### EXERCISE DETAILS
Copy every line in which the string "series" occurs.
* * * * * * *
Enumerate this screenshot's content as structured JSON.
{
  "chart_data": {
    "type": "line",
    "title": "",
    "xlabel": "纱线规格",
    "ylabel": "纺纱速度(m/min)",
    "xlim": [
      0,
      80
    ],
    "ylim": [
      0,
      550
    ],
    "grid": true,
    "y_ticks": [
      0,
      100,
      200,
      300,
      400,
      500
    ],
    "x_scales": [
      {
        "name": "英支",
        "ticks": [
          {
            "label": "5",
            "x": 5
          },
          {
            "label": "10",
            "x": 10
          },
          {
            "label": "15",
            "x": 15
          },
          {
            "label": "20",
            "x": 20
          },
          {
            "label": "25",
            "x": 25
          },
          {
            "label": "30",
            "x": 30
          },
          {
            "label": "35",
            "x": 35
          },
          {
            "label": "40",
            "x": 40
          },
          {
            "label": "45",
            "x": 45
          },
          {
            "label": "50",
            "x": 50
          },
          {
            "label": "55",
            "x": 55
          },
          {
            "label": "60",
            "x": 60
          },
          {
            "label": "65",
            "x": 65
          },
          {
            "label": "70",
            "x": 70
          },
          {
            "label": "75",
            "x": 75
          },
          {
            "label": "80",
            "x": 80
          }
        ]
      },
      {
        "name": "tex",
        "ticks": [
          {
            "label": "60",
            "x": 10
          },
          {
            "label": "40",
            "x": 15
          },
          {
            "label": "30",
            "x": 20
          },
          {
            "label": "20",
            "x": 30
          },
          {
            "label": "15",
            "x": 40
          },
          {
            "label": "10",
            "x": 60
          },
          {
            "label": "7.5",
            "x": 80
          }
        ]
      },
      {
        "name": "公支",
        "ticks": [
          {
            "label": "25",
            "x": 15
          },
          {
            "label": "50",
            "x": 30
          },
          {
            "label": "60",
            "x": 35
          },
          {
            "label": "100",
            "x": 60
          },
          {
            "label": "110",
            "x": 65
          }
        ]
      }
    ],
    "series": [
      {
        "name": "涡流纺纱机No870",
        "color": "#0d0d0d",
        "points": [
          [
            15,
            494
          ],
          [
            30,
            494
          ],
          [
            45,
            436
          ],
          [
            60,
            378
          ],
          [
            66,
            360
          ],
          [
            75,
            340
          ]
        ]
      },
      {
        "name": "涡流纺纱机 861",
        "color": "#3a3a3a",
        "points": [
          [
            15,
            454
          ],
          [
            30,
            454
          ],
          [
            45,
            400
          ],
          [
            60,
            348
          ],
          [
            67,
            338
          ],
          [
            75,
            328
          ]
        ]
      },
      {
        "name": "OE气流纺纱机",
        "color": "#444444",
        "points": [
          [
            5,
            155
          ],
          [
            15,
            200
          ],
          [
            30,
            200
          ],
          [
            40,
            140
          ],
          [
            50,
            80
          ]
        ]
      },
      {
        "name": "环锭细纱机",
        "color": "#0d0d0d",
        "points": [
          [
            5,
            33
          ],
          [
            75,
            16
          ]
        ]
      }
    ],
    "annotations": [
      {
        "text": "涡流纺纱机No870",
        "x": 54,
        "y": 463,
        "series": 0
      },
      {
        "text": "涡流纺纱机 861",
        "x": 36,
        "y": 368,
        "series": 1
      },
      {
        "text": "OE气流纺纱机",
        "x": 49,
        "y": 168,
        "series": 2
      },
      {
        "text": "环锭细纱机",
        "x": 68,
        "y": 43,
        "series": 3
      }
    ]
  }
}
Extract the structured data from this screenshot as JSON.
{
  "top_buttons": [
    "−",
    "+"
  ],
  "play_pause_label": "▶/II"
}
* * * * * * *
### ANSWER
    "series": [
        "series": 0
        "series": 1
        "series": 2
        "series": 3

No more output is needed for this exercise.